• _What to produce_
Copy each line below that includes "医疗器械生产".

— START Data lines —

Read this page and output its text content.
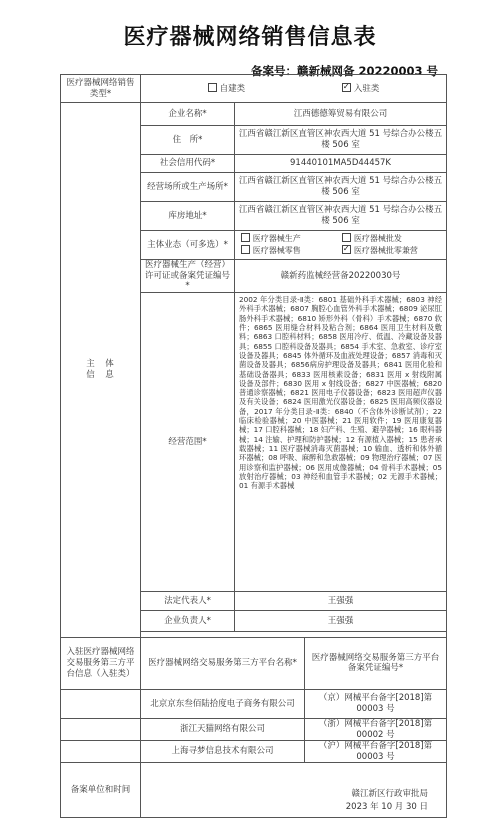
医疗器械网络销售信息表
备案号：赣新械网备 20220003 号
医疗器械网络销售类型*	自建类 ✓ 入驻类

主　体
信　息	企业名称*	江西德德筹贸易有限公司	
	住　所*	江西省赣江新区直管区神农西大道 51 号综合办公楼五楼 506 室	
	社会信用代码*	91440101MA5D44457K	
	经营场所或生产场所*	江西省赣江新区直管区神农西大道 51 号综合办公楼五楼 506 室	
	库房地址*	江西省赣江新区直管区神农西大道 51 号综合办公楼五楼 506 室	
	主体业态（可多选）*	医疗器械生产 医疗器械批发 医疗器械零售 ✓ 医疗器械批零兼营
	医疗器械生产（经营）许可证或备案凭证编号*	赣新药监械经营备20220030号	
	经营范围*	2002 年分类目录-Ⅱ类：6801 基础外科手术器械；6803 神经外科手术器械；6807 胸腔心血管外科手术器械；6809 泌尿肛肠外科手术器械；6810 矫形外科（骨科）手术器械；6870 软件；6865 医用缝合材料及粘合剂；6864 医用卫生材料及敷料；6863 口腔科材料；6858 医用冷疗、低温、冷藏设备及器具；6855 口腔科设备及器具；6854 手术室、急救室、诊疗室设备及器具；6845 体外循环及血液处理设备；6857 消毒和灭菌设备及器具；6856病房护理设备及器具；6841 医用化验和基础设备器具；6833 医用核素设备；6831 医用 x 射线附属设备及部件；6830 医用 x 射线设备；6827 中医器械；6820普通诊察器械；6821 医用电子仪器设备；6823 医用超声仪器及有关设备；6824 医用激光仪器设备；6825 医用高频仪器设备，2017 年分类目录-Ⅱ类：6840（不含体外诊断试剂）；22 临床检验器械；20 中医器械；21 医用软件；19 医用康复器械；17 口腔科器械；18 妇产科、生殖、避孕器械；16 眼科器械；14 注输、护理和防护器械；12 有源植入器械；15 患者承载器械；11 医疗器械消毒灭菌器械；10 输血、透析和体外循环器械；08 呼吸、麻醉和急救器械；09 物理治疗器械；07 医用诊察和监护器械；06 医用成像器械；04 骨科手术器械；05 放射治疗器械；03 神经和血管手术器械；02 无源手术器械；01 有源手术器械	
	法定代表人*	王强强	
	企业负责人*	王强强	

入驻医疗器械网络交易服务第三方平台信息（入驻类）	医疗器械网络交易服务第三方平台名称*		医疗器械网络交易服务第三方平台备案凭证编号*
	北京京东叁佰陆拾度电子商务有限公司		（京）网械平台备字[2018]第 00003 号
	浙江天猫网络有限公司		（浙）网械平台备字[2018]第 00002 号
	上海寻梦信息技术有限公司		（沪）网械平台备字[2018]第 00003 号
备案单位和时间	赣江新区行政审批局
2023 年 10 月 30 日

— END Data lines —

• _Task solution_
	主体业态（可多选）*	医疗器械生产 医疗器械批发 医疗器械零售 ✓ 医疗器械批零兼营
	医疗器械生产（经营）许可证或备案凭证编号*	赣新药监械经营备20220030号	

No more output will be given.